══ SELECTED TEXT ══

# What does it mean for a distribution to be "consistent with a two rate-limiting stochastic steps"?

I'm reading a study (full text here) that examine the dynamic of nuclear translocation of a transcription factor in budding yeast, in response of calcium stress. They found that it occurs in bursts, which distribution of durations is plotted on this normalized histogram: In the text they say:

Normalized histograms, $h(t)$, of total burst duration at two calcium concentrations are both well-fit by $h(t)=te^{-t/\tau}$, with $\tau$ = 70 sec (black line).

And also

This distribution was consistent with two rate-limiting stochastic steps, each with a timescale of ~70 sec.

Can someone explain me the second sentence cited?

WYSIWYG is almost there, but you need one more piece of information to make this explicit.

The distribution cited in the paper is $h(t)\propto te^{-t/\tau}$ (we're going to ignore normalizing constants today). We can recognize this as a particular case of the Gamma distribution, with PDF:

$$f_{\mathrm{Gamma}}(t\,\big|\,k,\theta)\propto t^{k-1}e^{-t/\theta}.$$

In particular, $h(t)$ looks like the PDF of a $\mathrm{Gamma}(2,\tau)$ random variable, $$h(t)\propto f_{\mathrm{Gamma}}(t\,\big|\,2,\tau)\propto te^{-t/\tau}.$$

So the authors of the paper are claiming that the burst duration $\tau_{\mathrm{burst}}$ is a random variable with a $\mathrm{Gamma}(2,70\,\mathrm{ sec})$ distribution.

How do we get from that to "This distribution was consistent with two rate-limiting stochastic steps?" If we recall from our stats class (or look up properties of the Gamma distribution on Wikipedia), a Gamma distribution with integer values of $k$ is the distribution of the waiting time for $k$ events to occur in a Poisson process. The setup of a Poisson process is that you are tracking the occurrence of unlikely/infrequent events in time, so the fact that the distribution $h(t)$ of burst times looks like a $\mathrm{Gamma}(2,\tau)$ suggests that the burst duration $\tau_{\mathrm{burst}}$ is determined by the occurrence of 2 stochastic events (with the same "frequency" $1/\tau$). In other words, this distribution is consistent with the following scenario: a nuclear localization occurs, and then will stop after two particular events, where the timing of the events is governed by a Poisson process (which, as WYSIWYG pointed out, is a reasonable model for the occurrence of chemical reactions with reasonably slow kinetics, i.e. you can count individual reactions in time). If this is true, the distribution of $\tau_{\mathrm{burst}}$ will look like $te^{-t/\tau}$.

The authors generalize that statement somewhat by saying that technically there could be more events/reactions required to terminate a localization burst, but all but 2 of those reactions happen extremely rapidly, i.e. there are 2 rate-limiting steps in the decision process (both of which happen to have the same value for $\tau$).

═══

Could you write out, word for word, everything in the burst-duration thread from "I'm reading a" down to "sec (black line)."? The lines after this burst-duration thread come from a separate source.

══ DATA SECTION ══

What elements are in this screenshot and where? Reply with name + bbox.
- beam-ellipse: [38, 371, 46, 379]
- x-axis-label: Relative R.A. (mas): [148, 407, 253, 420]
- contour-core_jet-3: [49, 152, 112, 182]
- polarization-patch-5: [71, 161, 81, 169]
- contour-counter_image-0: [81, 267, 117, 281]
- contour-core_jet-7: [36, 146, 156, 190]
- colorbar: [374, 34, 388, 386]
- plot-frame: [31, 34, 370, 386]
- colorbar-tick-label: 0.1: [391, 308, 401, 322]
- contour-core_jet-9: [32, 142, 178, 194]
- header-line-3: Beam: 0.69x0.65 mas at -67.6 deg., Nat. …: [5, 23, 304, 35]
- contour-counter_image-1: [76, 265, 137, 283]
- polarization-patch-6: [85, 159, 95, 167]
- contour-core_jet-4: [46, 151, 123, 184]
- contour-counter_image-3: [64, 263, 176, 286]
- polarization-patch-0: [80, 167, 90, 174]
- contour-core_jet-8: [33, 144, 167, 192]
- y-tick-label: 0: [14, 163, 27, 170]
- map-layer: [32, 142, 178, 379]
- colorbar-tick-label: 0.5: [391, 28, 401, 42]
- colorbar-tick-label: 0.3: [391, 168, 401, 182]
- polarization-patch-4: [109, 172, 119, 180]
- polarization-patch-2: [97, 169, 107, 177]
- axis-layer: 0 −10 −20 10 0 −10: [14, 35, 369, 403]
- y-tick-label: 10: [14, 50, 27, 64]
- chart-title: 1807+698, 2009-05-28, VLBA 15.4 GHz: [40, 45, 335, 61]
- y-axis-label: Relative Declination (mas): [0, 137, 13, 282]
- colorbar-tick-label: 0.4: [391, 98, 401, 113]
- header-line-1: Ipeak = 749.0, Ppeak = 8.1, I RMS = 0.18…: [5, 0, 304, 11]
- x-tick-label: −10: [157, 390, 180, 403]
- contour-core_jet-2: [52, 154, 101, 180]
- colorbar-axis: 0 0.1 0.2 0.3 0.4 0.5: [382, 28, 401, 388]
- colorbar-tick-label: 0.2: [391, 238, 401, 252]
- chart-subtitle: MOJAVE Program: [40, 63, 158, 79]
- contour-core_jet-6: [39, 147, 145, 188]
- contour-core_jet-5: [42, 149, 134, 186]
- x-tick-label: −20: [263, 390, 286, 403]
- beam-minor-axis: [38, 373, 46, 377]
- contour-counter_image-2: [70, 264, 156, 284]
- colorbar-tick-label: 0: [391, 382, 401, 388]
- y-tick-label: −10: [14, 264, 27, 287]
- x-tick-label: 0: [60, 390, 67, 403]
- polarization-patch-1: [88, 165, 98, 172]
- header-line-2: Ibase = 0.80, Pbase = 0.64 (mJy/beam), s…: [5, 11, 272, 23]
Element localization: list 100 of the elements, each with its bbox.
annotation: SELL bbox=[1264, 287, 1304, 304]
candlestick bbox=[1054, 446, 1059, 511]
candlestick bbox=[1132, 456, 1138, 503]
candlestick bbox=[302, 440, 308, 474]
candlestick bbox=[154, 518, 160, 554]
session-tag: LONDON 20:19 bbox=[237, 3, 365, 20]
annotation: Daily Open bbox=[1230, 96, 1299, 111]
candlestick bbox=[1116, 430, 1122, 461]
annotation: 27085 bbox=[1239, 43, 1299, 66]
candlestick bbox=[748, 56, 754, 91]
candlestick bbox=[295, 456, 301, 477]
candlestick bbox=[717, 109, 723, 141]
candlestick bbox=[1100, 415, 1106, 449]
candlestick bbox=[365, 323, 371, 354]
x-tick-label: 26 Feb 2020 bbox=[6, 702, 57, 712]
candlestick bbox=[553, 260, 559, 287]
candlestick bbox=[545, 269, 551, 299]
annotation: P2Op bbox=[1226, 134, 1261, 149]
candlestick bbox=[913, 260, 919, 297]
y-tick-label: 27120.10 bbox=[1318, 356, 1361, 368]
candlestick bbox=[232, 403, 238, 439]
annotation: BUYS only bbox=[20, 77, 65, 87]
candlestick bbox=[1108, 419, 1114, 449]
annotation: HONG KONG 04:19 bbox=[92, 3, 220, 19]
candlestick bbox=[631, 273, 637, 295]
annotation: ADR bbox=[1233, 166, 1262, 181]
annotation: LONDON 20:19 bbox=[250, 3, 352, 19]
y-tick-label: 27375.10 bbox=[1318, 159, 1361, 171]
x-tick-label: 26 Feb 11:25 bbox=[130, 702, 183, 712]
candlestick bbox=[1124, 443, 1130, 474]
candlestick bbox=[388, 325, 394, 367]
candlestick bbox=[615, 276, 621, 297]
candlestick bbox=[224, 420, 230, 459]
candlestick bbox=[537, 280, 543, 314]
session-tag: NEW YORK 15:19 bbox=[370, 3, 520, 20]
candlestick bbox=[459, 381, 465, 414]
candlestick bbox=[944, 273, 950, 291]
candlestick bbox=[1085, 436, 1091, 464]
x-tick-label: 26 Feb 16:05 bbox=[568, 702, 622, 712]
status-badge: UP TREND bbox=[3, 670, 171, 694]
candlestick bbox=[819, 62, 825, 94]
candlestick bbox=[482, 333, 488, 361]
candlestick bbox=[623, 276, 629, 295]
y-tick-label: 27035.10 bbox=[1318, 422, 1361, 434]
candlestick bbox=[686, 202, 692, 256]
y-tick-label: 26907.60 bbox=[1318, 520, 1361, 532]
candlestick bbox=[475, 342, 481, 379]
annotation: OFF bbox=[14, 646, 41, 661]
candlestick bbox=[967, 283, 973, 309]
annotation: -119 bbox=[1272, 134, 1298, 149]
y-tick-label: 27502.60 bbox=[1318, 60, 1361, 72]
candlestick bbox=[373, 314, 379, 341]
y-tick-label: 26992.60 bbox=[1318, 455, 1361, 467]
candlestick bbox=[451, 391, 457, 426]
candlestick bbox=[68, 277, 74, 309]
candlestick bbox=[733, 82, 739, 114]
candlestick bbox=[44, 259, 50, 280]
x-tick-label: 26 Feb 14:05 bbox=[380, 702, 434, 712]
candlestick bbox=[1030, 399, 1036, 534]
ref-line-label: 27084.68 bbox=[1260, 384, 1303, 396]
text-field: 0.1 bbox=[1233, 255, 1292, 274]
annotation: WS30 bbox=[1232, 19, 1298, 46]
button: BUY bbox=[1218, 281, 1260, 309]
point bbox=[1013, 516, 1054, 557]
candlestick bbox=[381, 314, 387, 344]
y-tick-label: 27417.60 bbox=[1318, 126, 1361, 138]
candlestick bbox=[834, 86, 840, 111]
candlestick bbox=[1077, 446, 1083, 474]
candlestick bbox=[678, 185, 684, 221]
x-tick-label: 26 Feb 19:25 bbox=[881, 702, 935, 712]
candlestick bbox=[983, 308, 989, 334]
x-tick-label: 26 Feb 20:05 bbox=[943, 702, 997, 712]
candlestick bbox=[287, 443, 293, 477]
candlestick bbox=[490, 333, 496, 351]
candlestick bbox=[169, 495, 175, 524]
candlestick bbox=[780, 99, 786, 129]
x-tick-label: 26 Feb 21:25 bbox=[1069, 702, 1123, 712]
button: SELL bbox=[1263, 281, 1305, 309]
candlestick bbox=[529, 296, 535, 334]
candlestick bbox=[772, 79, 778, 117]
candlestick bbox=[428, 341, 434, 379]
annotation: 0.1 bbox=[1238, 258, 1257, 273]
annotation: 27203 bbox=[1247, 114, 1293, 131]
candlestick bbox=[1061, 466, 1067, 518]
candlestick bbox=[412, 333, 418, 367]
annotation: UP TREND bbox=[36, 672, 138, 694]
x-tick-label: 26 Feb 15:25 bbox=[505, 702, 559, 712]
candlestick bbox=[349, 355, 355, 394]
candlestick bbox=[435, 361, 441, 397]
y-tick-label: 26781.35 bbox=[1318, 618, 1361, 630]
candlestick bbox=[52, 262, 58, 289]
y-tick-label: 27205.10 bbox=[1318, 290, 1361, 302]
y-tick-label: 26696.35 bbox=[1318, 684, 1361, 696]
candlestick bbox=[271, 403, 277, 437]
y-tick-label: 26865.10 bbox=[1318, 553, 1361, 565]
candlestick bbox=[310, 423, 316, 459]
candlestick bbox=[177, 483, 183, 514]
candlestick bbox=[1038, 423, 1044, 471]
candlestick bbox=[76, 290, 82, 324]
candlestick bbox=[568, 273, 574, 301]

═══

:: SOLUTION FOR THIS TASK ::
I'm reading a study (full text here) that examine the dynamic of nuclear translocation of a transcription factor in budding yeast, in response of calcium stress. They found that it occurs in bursts, which distribution of durations is plotted on this normalized histogram: In the text they say:

Normalized histograms, $h(t)$, of total burst duration at two calcium concentrations are both well-fit by $h(t)=te^{-t/\tau}$, with $\tau$ = 70 sec (black line).